> Records for the task:
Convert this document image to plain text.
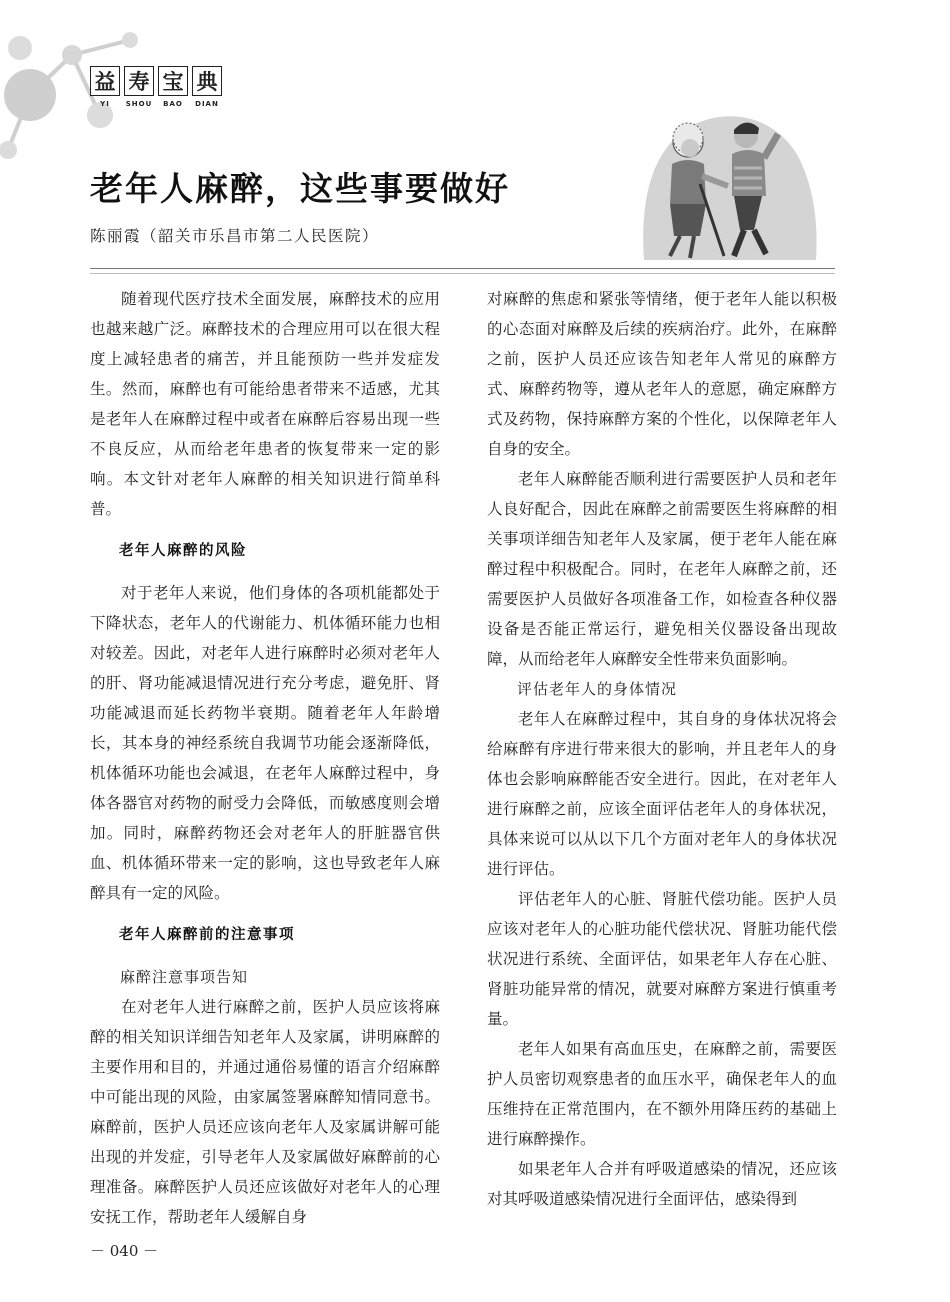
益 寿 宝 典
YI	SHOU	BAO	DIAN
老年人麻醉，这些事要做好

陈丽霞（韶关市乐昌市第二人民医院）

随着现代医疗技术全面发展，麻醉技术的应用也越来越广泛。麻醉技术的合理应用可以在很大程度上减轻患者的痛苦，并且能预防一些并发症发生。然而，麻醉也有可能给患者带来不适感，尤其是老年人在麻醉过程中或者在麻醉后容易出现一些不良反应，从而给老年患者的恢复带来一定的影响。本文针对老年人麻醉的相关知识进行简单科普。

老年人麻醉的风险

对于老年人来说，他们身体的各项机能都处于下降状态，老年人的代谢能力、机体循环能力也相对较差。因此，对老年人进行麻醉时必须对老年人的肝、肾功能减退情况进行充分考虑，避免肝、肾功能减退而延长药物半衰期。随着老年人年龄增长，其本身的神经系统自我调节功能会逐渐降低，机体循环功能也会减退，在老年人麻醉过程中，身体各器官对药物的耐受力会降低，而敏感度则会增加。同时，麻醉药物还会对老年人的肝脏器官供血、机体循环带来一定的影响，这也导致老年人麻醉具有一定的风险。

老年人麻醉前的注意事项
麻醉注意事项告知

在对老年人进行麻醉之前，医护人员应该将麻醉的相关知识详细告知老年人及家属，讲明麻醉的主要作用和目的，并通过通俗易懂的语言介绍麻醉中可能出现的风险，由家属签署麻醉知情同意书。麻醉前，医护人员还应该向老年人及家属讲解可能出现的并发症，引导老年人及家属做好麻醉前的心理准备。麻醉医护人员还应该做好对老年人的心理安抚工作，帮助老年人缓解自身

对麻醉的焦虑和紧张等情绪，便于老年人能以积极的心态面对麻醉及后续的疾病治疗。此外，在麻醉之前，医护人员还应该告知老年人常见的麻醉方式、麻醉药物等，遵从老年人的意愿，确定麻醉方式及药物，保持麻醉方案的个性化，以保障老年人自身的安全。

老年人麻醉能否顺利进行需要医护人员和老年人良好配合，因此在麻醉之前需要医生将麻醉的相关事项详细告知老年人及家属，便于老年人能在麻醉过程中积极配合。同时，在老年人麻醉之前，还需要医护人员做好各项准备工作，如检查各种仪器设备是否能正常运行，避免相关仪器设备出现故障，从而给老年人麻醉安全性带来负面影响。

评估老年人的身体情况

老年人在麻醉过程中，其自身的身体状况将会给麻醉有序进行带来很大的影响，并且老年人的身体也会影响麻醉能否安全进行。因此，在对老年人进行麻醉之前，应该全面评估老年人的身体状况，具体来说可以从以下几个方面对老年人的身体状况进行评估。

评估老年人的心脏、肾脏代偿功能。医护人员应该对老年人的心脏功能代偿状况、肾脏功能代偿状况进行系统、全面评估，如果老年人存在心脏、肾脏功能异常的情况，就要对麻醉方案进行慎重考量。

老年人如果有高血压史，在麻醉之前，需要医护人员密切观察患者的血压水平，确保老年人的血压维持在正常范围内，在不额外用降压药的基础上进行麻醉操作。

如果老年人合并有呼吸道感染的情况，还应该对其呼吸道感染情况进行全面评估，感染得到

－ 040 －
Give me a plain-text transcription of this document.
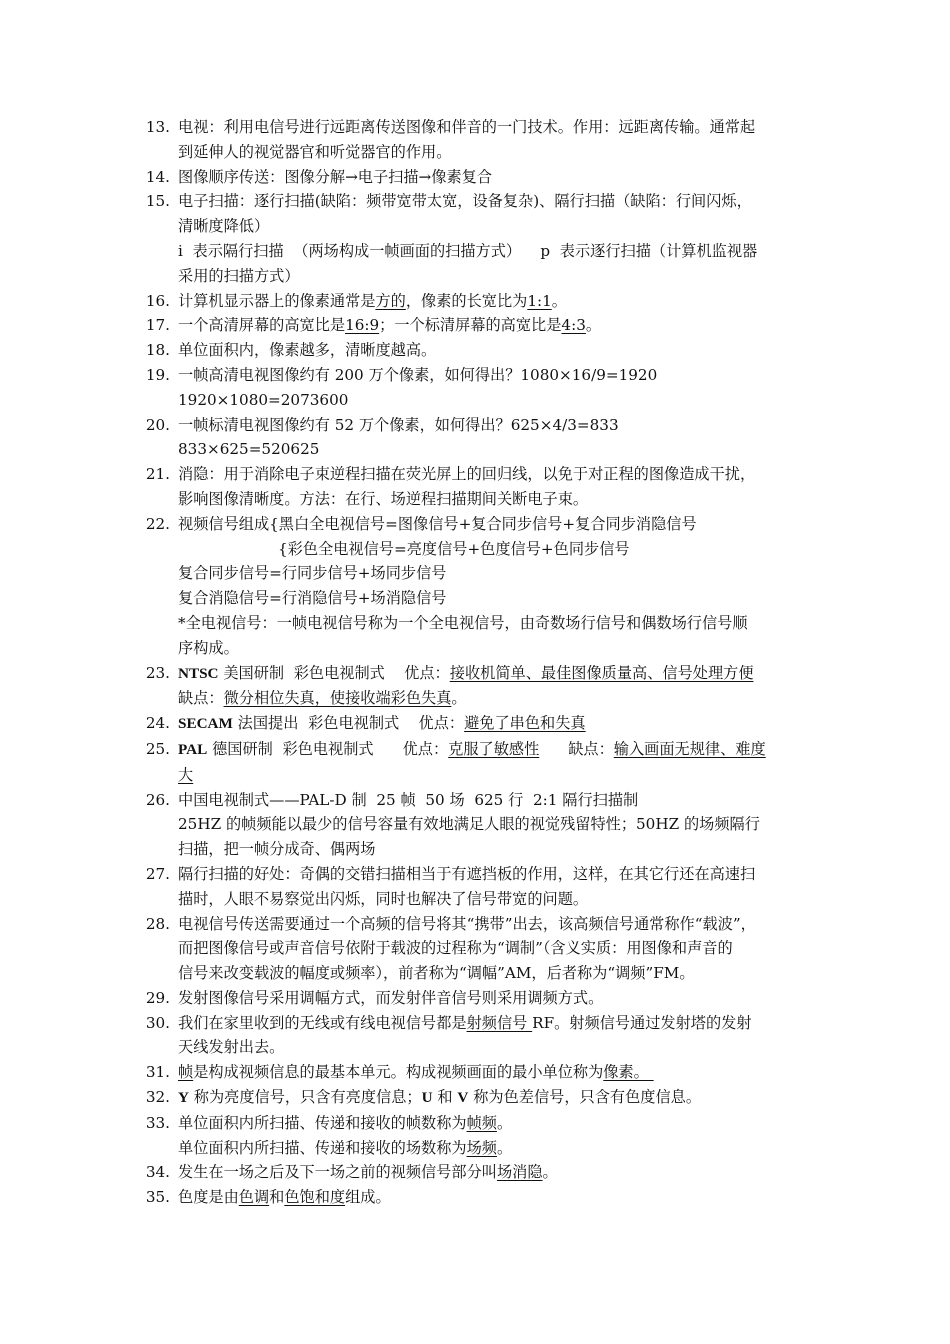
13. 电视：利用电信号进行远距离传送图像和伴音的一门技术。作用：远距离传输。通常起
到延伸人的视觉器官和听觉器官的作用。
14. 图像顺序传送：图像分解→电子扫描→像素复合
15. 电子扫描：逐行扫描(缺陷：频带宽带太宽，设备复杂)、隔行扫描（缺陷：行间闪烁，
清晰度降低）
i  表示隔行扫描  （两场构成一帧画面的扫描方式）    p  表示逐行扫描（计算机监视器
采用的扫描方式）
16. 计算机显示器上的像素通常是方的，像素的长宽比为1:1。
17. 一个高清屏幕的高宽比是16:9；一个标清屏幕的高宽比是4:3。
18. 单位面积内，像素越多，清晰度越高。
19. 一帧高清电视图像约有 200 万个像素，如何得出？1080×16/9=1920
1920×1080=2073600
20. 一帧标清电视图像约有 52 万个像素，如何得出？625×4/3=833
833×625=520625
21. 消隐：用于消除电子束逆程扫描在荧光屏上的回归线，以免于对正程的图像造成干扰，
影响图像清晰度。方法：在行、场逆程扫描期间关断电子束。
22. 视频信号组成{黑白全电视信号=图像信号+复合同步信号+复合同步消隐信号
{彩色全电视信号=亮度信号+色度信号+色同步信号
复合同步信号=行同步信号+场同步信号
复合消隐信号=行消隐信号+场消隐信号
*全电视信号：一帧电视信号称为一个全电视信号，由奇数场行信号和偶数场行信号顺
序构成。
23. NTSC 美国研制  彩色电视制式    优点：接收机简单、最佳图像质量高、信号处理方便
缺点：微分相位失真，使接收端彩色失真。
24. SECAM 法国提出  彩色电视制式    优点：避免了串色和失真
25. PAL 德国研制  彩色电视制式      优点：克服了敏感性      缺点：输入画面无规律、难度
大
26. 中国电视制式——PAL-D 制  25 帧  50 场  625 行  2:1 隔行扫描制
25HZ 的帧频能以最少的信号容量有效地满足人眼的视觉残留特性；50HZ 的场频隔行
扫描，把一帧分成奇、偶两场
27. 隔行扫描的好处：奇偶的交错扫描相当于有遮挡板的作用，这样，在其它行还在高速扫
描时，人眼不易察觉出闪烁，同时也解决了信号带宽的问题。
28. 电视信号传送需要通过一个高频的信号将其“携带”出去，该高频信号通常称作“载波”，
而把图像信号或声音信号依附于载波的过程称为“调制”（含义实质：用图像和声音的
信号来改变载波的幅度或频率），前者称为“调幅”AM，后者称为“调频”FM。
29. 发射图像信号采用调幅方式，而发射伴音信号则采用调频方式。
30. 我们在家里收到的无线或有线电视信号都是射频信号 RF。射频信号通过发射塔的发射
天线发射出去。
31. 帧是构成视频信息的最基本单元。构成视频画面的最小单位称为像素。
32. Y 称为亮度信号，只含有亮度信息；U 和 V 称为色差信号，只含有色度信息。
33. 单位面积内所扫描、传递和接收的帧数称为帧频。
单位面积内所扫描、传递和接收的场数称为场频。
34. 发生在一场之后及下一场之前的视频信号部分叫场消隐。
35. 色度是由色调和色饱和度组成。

> Problem details: Single out each line of the records above with the string "电子扫描" in it, and copy it.

> Solution for this exercise:
14. 图像顺序传送：图像分解→电子扫描→像素复合
15. 电子扫描：逐行扫描(缺陷：频带宽带太宽，设备复杂)、隔行扫描（缺陷：行间闪烁，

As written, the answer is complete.